═══ DATA LINES

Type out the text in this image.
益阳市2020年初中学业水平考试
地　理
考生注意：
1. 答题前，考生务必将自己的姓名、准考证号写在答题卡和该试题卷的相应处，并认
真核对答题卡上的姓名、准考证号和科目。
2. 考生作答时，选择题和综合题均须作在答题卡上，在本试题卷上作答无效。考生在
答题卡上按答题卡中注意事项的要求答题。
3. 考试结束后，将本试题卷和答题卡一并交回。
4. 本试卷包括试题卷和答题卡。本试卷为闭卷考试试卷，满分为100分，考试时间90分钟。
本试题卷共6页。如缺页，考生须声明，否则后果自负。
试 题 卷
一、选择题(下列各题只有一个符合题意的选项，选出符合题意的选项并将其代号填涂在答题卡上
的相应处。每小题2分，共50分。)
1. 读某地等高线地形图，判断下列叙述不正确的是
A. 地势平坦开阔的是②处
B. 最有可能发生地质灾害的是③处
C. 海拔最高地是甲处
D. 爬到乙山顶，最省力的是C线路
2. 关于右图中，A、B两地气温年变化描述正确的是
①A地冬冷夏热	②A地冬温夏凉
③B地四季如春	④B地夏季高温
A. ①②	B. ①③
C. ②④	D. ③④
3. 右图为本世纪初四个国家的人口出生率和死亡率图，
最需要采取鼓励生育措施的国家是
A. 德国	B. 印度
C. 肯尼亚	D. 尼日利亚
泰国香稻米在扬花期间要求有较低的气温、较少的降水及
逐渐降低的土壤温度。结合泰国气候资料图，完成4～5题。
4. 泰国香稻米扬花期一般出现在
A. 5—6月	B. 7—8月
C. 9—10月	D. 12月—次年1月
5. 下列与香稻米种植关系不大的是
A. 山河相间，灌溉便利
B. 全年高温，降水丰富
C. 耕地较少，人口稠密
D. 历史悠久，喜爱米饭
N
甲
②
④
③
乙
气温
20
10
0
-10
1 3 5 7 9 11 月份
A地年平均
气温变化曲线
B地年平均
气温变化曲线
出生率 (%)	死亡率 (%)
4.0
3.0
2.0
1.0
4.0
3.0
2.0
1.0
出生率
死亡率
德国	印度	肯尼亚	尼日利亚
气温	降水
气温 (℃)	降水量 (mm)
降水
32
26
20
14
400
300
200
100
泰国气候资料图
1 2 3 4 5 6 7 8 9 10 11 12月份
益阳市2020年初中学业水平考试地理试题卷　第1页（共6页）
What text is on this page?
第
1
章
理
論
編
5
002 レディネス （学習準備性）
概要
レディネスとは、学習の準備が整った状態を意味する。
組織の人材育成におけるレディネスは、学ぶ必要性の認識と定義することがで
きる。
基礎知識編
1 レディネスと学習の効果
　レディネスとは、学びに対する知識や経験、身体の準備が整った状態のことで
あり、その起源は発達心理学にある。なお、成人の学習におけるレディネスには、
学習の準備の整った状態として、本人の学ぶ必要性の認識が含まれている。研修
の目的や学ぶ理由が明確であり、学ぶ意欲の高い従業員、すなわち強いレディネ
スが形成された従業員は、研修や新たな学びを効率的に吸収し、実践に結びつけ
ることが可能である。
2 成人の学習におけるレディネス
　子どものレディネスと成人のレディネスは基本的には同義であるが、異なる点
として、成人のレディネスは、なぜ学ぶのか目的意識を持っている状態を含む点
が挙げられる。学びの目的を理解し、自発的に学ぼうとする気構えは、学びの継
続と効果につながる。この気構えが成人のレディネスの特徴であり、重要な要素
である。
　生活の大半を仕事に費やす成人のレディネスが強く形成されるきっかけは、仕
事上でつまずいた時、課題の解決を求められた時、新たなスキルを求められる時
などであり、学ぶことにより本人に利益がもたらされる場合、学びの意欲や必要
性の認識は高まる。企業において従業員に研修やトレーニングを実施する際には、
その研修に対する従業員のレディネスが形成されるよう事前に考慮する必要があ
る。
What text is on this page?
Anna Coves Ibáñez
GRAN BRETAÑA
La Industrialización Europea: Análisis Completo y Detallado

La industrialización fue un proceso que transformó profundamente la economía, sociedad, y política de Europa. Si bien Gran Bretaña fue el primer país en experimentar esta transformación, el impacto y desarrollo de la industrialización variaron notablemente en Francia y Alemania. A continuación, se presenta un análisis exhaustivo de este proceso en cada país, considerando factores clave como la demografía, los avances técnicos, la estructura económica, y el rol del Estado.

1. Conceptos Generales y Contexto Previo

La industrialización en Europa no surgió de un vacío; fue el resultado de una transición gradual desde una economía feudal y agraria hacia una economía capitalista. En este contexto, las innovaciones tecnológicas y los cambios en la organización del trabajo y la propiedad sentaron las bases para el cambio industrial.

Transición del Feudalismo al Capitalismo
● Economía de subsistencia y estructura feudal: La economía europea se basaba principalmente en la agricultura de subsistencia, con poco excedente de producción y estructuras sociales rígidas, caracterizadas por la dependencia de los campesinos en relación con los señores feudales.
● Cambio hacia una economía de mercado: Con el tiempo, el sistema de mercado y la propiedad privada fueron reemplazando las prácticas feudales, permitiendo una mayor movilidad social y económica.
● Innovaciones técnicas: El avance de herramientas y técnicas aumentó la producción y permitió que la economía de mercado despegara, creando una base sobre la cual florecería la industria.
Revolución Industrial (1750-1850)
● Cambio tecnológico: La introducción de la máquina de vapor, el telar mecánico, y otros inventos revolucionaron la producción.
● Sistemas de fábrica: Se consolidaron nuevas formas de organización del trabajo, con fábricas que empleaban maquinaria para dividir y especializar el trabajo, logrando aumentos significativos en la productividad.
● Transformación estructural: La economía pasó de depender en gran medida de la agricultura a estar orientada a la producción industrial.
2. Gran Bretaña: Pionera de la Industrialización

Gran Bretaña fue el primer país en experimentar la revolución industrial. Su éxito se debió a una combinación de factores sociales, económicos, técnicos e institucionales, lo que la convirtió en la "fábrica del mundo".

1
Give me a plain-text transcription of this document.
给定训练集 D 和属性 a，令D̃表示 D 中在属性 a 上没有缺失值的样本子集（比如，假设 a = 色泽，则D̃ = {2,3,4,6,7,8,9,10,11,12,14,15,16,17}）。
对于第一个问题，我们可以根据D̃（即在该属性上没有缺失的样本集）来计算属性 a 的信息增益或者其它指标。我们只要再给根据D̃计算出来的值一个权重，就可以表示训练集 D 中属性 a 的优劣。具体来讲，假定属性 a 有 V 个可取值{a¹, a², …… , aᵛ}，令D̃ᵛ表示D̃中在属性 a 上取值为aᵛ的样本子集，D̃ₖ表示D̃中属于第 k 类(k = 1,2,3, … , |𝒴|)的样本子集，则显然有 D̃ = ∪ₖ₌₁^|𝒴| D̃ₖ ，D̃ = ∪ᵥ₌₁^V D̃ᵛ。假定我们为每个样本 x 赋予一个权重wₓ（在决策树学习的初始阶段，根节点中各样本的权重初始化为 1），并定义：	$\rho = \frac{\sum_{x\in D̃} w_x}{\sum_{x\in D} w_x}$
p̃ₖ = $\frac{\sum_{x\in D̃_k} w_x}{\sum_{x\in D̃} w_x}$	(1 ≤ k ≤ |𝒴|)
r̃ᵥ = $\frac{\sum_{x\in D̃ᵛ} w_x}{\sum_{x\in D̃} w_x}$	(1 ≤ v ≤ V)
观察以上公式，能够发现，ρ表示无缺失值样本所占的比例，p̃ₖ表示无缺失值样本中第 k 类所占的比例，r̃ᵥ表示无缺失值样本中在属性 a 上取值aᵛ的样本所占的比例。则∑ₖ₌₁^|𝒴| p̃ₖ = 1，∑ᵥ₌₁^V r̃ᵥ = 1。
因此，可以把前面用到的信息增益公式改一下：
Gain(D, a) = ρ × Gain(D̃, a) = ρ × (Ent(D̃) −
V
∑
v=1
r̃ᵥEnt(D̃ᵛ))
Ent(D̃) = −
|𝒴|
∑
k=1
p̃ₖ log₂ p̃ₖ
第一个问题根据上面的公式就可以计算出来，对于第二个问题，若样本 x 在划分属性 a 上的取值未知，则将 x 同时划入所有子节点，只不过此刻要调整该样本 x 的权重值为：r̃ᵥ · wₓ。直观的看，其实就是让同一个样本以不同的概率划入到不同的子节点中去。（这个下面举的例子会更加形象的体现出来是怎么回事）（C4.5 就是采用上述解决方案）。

══════

* [YOUR OBJECTIVE]:
Show, from the material above, each line that includes the string "económica".

* [TASK ANSWER]:
La industrialización fue un proceso que transformó profundamente la economía, sociedad, y política de Europa. Si bien Gran Bretaña fue el primer país en experimentar esta transformación, el impacto y desarrollo de la industrialización variaron notablemente en Francia y Alemania. A continuación, se presenta un análisis exhaustivo de este proceso en cada país, considerando factores clave como la demografía, los avances técnicos, la estructura económica, y el rol del Estado.
● Cambio hacia una economía de mercado: Con el tiempo, el sistema de mercado y la propiedad privada fueron reemplazando las prácticas feudales, permitiendo una mayor movilidad social y económica.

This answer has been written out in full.